- To be done -
Repeat every record exactly, but keep images out of the copy.

**** The input ****

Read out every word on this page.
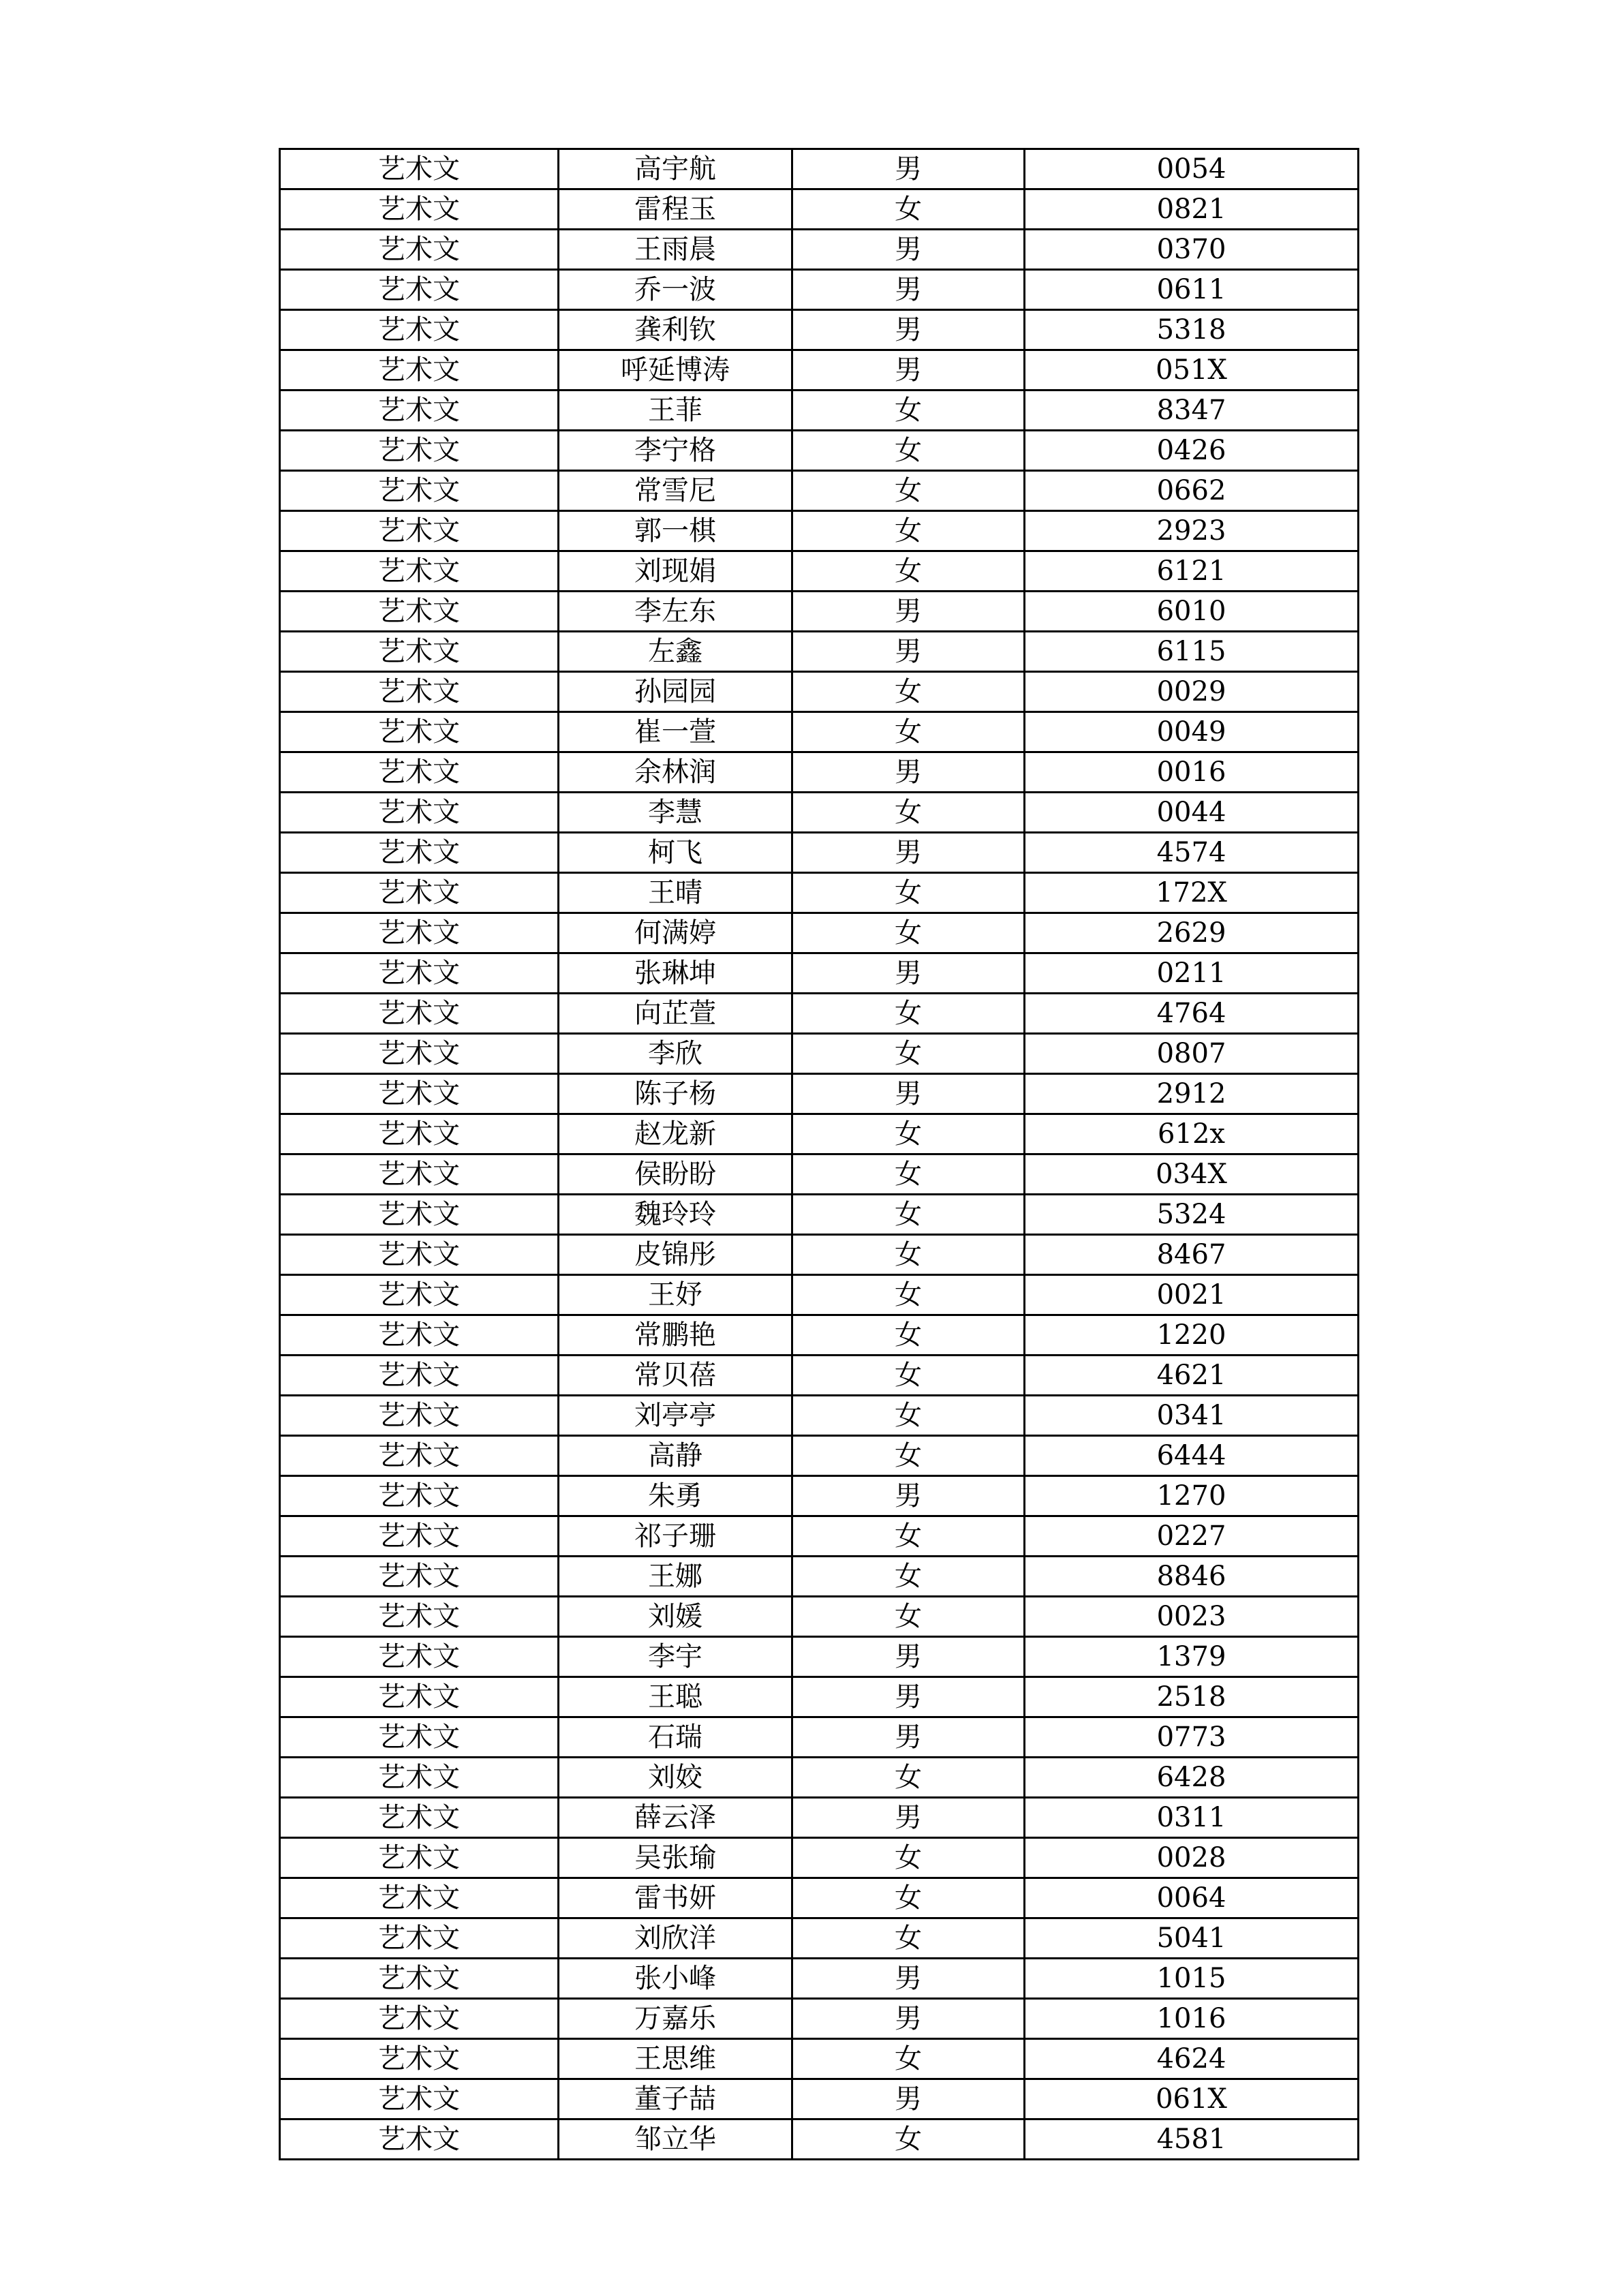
艺术文	高宇航	男	0054
艺术文	雷程玉	女	0821
艺术文	王雨晨	男	0370
艺术文	乔一波	男	0611
艺术文	龚利钦	男	5318
艺术文	呼延博涛	男	051X
艺术文	王菲	女	8347
艺术文	李宁格	女	0426
艺术文	常雪尼	女	0662
艺术文	郭一棋	女	2923
艺术文	刘现娟	女	6121
艺术文	李左东	男	6010
艺术文	左鑫	男	6115
艺术文	孙园园	女	0029
艺术文	崔一萱	女	0049
艺术文	余林润	男	0016
艺术文	李慧	女	0044
艺术文	柯飞	男	4574
艺术文	王晴	女	172X
艺术文	何满婷	女	2629
艺术文	张琳坤	男	0211
艺术文	向芷萱	女	4764
艺术文	李欣	女	0807
艺术文	陈子杨	男	2912
艺术文	赵龙新	女	612x
艺术文	侯盼盼	女	034X
艺术文	魏玲玲	女	5324
艺术文	皮锦彤	女	8467
艺术文	王妤	女	0021
艺术文	常鹏艳	女	1220
艺术文	常贝蓓	女	4621
艺术文	刘亭亭	女	0341
艺术文	高静	女	6444
艺术文	朱勇	男	1270
艺术文	祁子珊	女	0227
艺术文	王娜	女	8846
艺术文	刘媛	女	0023
艺术文	李宇	男	1379
艺术文	王聪	男	2518
艺术文	石瑞	男	0773
艺术文	刘姣	女	6428
艺术文	薛云泽	男	0311
艺术文	吴张瑜	女	0028
艺术文	雷书妍	女	0064
艺术文	刘欣洋	女	5041
艺术文	张小峰	男	1015
艺术文	万嘉乐	男	1016
艺术文	王思维	女	4624
艺术文	董子喆	男	061X
艺术文	邹立华	女	4581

****

- Exercise response -
Read out every word on this page.
艺术文	高宇航	男	0054
艺术文	雷程玉	女	0821
艺术文	王雨晨	男	0370
艺术文	乔一波	男	0611
艺术文	龚利钦	男	5318
艺术文	呼延博涛	男	051X
艺术文	王菲	女	8347
艺术文	李宁格	女	0426
艺术文	常雪尼	女	0662
艺术文	郭一棋	女	2923
艺术文	刘现娟	女	6121
艺术文	李左东	男	6010
艺术文	左鑫	男	6115
艺术文	孙园园	女	0029
艺术文	崔一萱	女	0049
艺术文	余林润	男	0016
艺术文	李慧	女	0044
艺术文	柯飞	男	4574
艺术文	王晴	女	172X
艺术文	何满婷	女	2629
艺术文	张琳坤	男	0211
艺术文	向芷萱	女	4764
艺术文	李欣	女	0807
艺术文	陈子杨	男	2912
艺术文	赵龙新	女	612x
艺术文	侯盼盼	女	034X
艺术文	魏玲玲	女	5324
艺术文	皮锦彤	女	8467
艺术文	王妤	女	0021
艺术文	常鹏艳	女	1220
艺术文	常贝蓓	女	4621
艺术文	刘亭亭	女	0341
艺术文	高静	女	6444
艺术文	朱勇	男	1270
艺术文	祁子珊	女	0227
艺术文	王娜	女	8846
艺术文	刘媛	女	0023
艺术文	李宇	男	1379
艺术文	王聪	男	2518
艺术文	石瑞	男	0773
艺术文	刘姣	女	6428
艺术文	薛云泽	男	0311
艺术文	吴张瑜	女	0028
艺术文	雷书妍	女	0064
艺术文	刘欣洋	女	5041
艺术文	张小峰	男	1015
艺术文	万嘉乐	男	1016
艺术文	王思维	女	4624
艺术文	董子喆	男	061X
艺术文	邹立华	女	4581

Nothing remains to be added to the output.